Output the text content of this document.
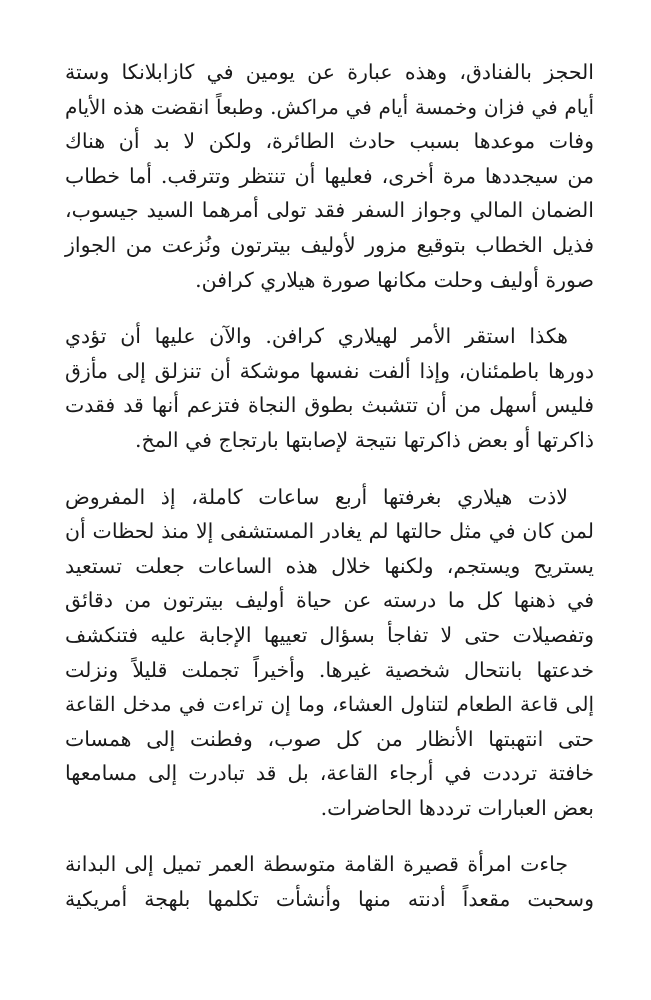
الحجز بالفنادق، وهذه عبارة عن يومين في كازابلانكا وستة
أيام في فزان وخمسة أيام في مراكش. وطبعاً انقضت هذه الأيام
وفات موعدها بسبب حادث الطائرة، ولكن لا بد أن هناك
من سيجددها مرة أخرى، فعليها أن تنتظر وتترقب. أما خطاب
الضمان المالي وجواز السفر فقد تولى أمرهما السيد جيسوب،
فذيل الخطاب بتوقيع مزور لأوليف بيترتون ونُزعت من الجواز
صورة أوليف وحلت مكانها صورة هيلاري كرافن.

هكذا استقر الأمر لهيلاري كرافن. والآن عليها أن تؤدي
دورها باطمئنان، وإذا ألفت نفسها موشكة أن تنزلق إلى مأزق
فليس أسهل من أن تتشبث بطوق النجاة فتزعم أنها قد فقدت
ذاكرتها أو بعض ذاكرتها نتيجة لإصابتها بارتجاج في المخ.

لاذت هيلاري بغرفتها أربع ساعات كاملة، إذ المفروض
لمن كان في مثل حالتها لم يغادر المستشفى إلا منذ لحظات أن
يستريح ويستجم، ولكنها خلال هذه الساعات جعلت تستعيد
في ذهنها كل ما درسته عن حياة أوليف بيترتون من دقائق
وتفصيلات حتى لا تفاجأ بسؤال تعييها الإجابة عليه فتنكشف
خدعتها بانتحال شخصية غيرها. وأخيراً تجملت قليلاً ونزلت
إلى قاعة الطعام لتناول العشاء، وما إن تراءت في مدخل القاعة
حتى انتهبتها الأنظار من كل صوب، وفطنت إلى همسات
خافتة ترددت في أرجاء القاعة، بل قد تبادرت إلى مسامعها
بعض العبارات ترددها الحاضرات.

جاءت امرأة قصيرة القامة متوسطة العمر تميل إلى البدانة
وسحبت مقعداً أدنته منها وأنشأت تكلمها بلهجة أمريكية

_ _ _ _

Description of the task
Show every line that contains the word "القاعة".

Solution to this exercise
إلى قاعة الطعام لتناول العشاء، وما إن تراءت في مدخل القاعة
خافتة ترددت في أرجاء القاعة، بل قد تبادرت إلى مسامعها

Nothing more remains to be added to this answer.